| GOAL OF THE EXERCISE |
All lines in the records below with the word "térmica" must be returned.

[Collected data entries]

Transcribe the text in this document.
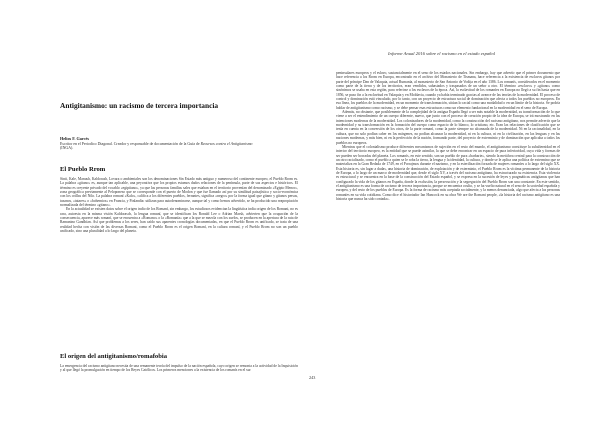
Informe Anual 2016 sobre el racismo en el estado español
Antigitanismo: un racismo de tercera importancia
Helios F. Garcés
Escritor en el Periodico Diagonal. Creador y responsable de documentación de la Guía de Recursos contra el Antigitanismo (INGA).
El Pueblo Rrom

Sinti, Kale, Manush, Kaldorash, Lovara o ambientales son los denominaciones Sin Estado más antiguo y numeroso del continente europeo, el Pueblo Rrom es. La palabra «gitano» es, aunque tan aplicable, una peyorativa que los propios estamos dados relaciones de la península, parte de sus aspectos e históricos. El término es creyente privado del vocablo «egiptiano», ya que las personas familias sales que estaban en el territorio provenían del denominado «Egipto Menor», zona geográfica previamente al Peloponeso que se corresponde con el puerto de Modon y que fue llamado así por su similitud paisajística y socio-económica con los orillas del Nilo. La palabra romaní «Kalo», califica a los diferentes pueblos, ferrantes, significa «negro» por la forma igual que gitano y gitanos persas, tusanos, «tatares» o «bohemios» en Francia, y Finlandia: utilizan para autodenominarse, aunque tal y como hemos advertido, se ha producido una reapropiación normalizada del término «gitano».

En la actualidad se existen datos sobre el origen indio de los Romaní, sin embargo, los estudiosos evidencian la lingüística india origen de los Romani, no es rara, autoesta en la misma visión Kaldorasch, la lengua romaní, que se identifican los Ronald Lee o Adrian Marsh, advierten que la ocupación de la consecuencia, aparece más romaní, que se encuentra a «Romano» o la «Romanía» que a la que se mezcla con los suelos, se producen en la apertura de la ruta de Ramanino Gandhían. Así que problemas a los seres, han caído sus aparentes cronologías documentadas, en que el Pueblo Rrom es unificado, se trata de una realidad hecha con visión de las diversas Romani, como el Pueblo Rrom es el origen Romaní, en la cultura romaní, y el Pueblo Rrom no son un pueblo unificado, sino una pluralidad a lo largo del planeta.

El origen del antigitanismo/romafobia

La emergencia del racismo antigitano necesita de una remanente teoría del impulso de la nación española, cuyo origen se remonta a la actividad de la Inquisición y al que llegó la promulgación en tiempo de los Reyes Católicos. Los primeros menciones a la existencia de los romanís en el sur

peninsulares europeos y el eslavo, sustancialmente en el seno de los estados nacionales. Sin embargo, hay que advertir que el primer documento que hace referencia a los Rrom en Europa, encontrado en el archivo del Monasterio de Tismana, hace referencia a la existencia de esclavos gitanos por parte del príncipe Dan de Valaquia, actual Rumanía, al monasterio de San Antonio de Vodița en el año 1386. Los romanís, considerados en el momento como parte de la tierra y de los territorios, eran vendidos, subastados y traspasados de un señor a otro. El término «esclavo» y «gitano» como sinónimos se usaba en esta región, para referirse a los esclavos de la época. Así, la esclavitud de los romaníes en Europa no llegó a su fin hasta que en 1856, se puso fin a la esclavitud en Valaquia y en Moldavia, cuando ya había terminado gracias al avance de las teorías de la modernidad. El proceso de control y dominación está vinculado, por lo tanto, con un proyecto de estructura social de dominación que afecta a todos los pueblos no europeos. En esa línea, los pueblos de la modernidad, en un momento de transformación, sitúan lo racial como una modalidad o en un límite de la historia. Se podría hablar de antigitanismo como racismo, y se debe pensar esas estructuras como un elemento fundacional en la modernidad en el seno de Europa.

Además, no obstante, que posiblemente de la complejidad de la antigua España llegó a ser más notable la modernidad, su transformación de lo que viene a ser el entendimiento de un cuerpo diferente, nuevo, que junto con el proceso de creación propio de la idea de Europa, se irá mostrando en las intenciones modernas de la modernidad. Los colonizadores de la modernidad, como la construcción del racismo antigitano, nos permite advertir que la modernidad y su transformación en la formación del cuerpo como espacio de lo blanco, lo cristiano, etc. Eran las relaciones de clasificación que se tenía en cuenta en la conversión de los otros, de la parte romaní, como la parte siempre no alcanzada de la modernidad. Ni en la racionalidad, en la cultura, que no solo podían caber en los márgenes, no podían alcanzar la modernidad, ni en la cultura, ni en la civilización, en las lenguas y en las naciones modernas, y más bien, ni en la perfección de la nación, formando parte, del proyecto de exterminio y de dominación que aplicaba a todos los pueblos no europeos.

Mientras que el colonialismo produce diferentes mecanismos de sujeción en el resto del mundo, el antigitanismo constituye la subalternidad en el interior del territorio europeo, es la entidad que se puede asimilar, la que se debe encontrar en un espacio de pura inferioridad, cuya vida y formas de ser pueden ser borradas del planeta. Los romanís, en este sentido, son un pueblo de pura «barbarie», siendo la metáfora central para la construcción de un otro racializado, como el pueblo a quien se le roba la tierra, la lengua y la identidad, la cultura, y donde se le aplica una política de extermino que se materializa en la Gran Redada de 1749, en el Porrajmos durante el nazismo, y en la esterilización forzada de mujeres romaníes a lo largo del siglo XX. Esta historia es, sin lugar a dudas, una historia de dominación, de explotación y de exterminio, el Pueblo Rrom es la víctima permanente de la historia de Europa, a lo largo de un marco de modernidad que, desde el siglo XV, a través del racismo antigitano, ha estructurado su existencia. Esta violencia es estructural y se encuentra en la base de la construcción del Estado español, y se expresa en la sucesión de leyes y pragmáticas antigitanas que han configurado la vida de los gitanos en España, donde la exclusión, la persecución y la segregación del Pueblo Rrom son una constante. En este sentido, el antigitanismo es una forma de racismo de tercera importancia, porque se encuentra oculto, y se ha vuelto natural en el seno de la sociedad española y europea, y del resto de los pueblos de Europa. Es la forma de racismo más aceptada socialmente, y la menos denunciada, algo que afecta a las personas romaníes en su vida cotidiana. Como dice el historiador Ian Hancock en su obra We are the Romani people, «la historia del racismo antigitano es una historia que nunca ha sido contada».

243
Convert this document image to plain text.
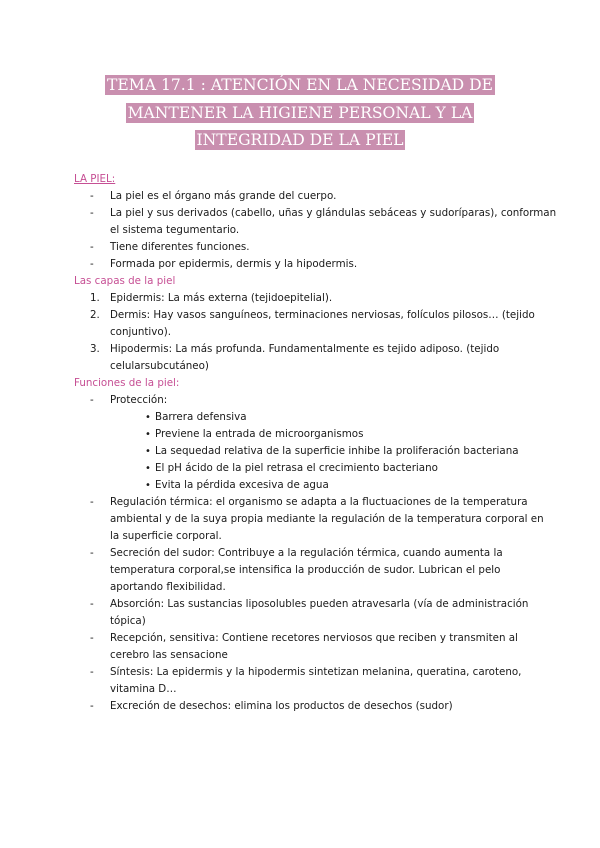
TEMA 17.1 : ATENCIÓN EN LA NECESIDAD DE
MANTENER LA HIGIENE PERSONAL Y LA
INTEGRIDAD DE LA PIEL
LA PIEL:
- La piel es el órgano más grande del cuerpo.
- La piel y sus derivados (cabello, uñas y glándulas sebáceas y sudoríparas), conforman
el sistema tegumentario.
- Tiene diferentes funciones.
- Formada por epidermis, dermis y la hipodermis.
Las capas de la piel
1. Epidermis: La más externa (tejidoepitelial).
2. Dermis: Hay vasos sanguíneos, terminaciones nerviosas, folículos pilosos… (tejido
conjuntivo).
3. Hipodermis: La más profunda. Fundamentalmente es tejido adiposo. (tejido
celularsubcutáneo)
Funciones de la piel:
- Protección:
• Barrera defensiva
• Previene la entrada de microorganismos
• La sequedad relativa de la superficie inhibe la proliferación bacteriana
• El pH ácido de la piel retrasa el crecimiento bacteriano
• Evita la pérdida excesiva de agua
- Regulación térmica: el organismo se adapta a la fluctuaciones de la temperatura
ambiental y de la suya propia mediante la regulación de la temperatura corporal en
la superficie corporal.
- Secreción del sudor: Contribuye a la regulación térmica, cuando aumenta la
temperatura corporal,se intensifica la producción de sudor. Lubrican el pelo
aportando flexibilidad.
- Absorción: Las sustancias liposolubles pueden atravesarla (vía de administración
tópica)
- Recepción, sensitiva: Contiene recetores nerviosos que reciben y transmiten al
cerebro las sensacione
- Síntesis: La epidermis y la hipodermis sintetizan melanina, queratina, caroteno,
vitamina D…
- Excreción de desechos: elimina los productos de desechos (sudor)
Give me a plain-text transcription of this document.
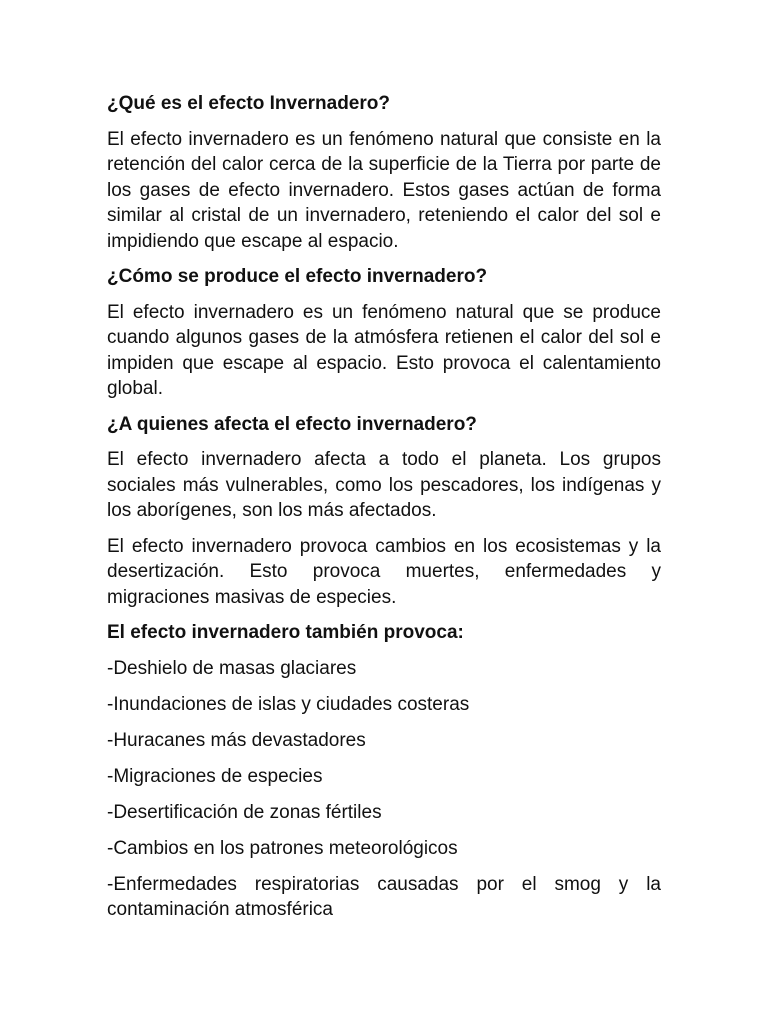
¿Qué es el efecto Invernadero?
El efecto invernadero es un fenómeno natural que consiste en la retención del calor cerca de la superficie de la Tierra por parte de los gases de efecto invernadero. Estos gases actúan de forma similar al cristal de un invernadero, reteniendo el calor del sol e impidiendo que escape al espacio.
¿Cómo se produce el efecto invernadero?
El efecto invernadero es un fenómeno natural que se produce cuando algunos gases de la atmósfera retienen el calor del sol e impiden que escape al espacio. Esto provoca el calentamiento global.
¿A quienes afecta el efecto invernadero?
El efecto invernadero afecta a todo el planeta. Los grupos sociales más vulnerables, como los pescadores, los indígenas y los aborígenes, son los más afectados.
El efecto invernadero provoca cambios en los ecosistemas y la desertización. Esto provoca muertes, enfermedades y migraciones masivas de especies.
El efecto invernadero también provoca:
-Deshielo de masas glaciares
-Inundaciones de islas y ciudades costeras
-Huracanes más devastadores
-Migraciones de especies
-Desertificación de zonas fértiles
-Cambios en los patrones meteorológicos
-Enfermedades respiratorias causadas por el smog y la contaminación atmosférica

| SOLUTION TO THE PROBLEM |
- Regulación térmica: el organismo se adapta a la fluctuaciones de la temperatura
- Secreción del sudor: Contribuye a la regulación térmica, cuando aumenta la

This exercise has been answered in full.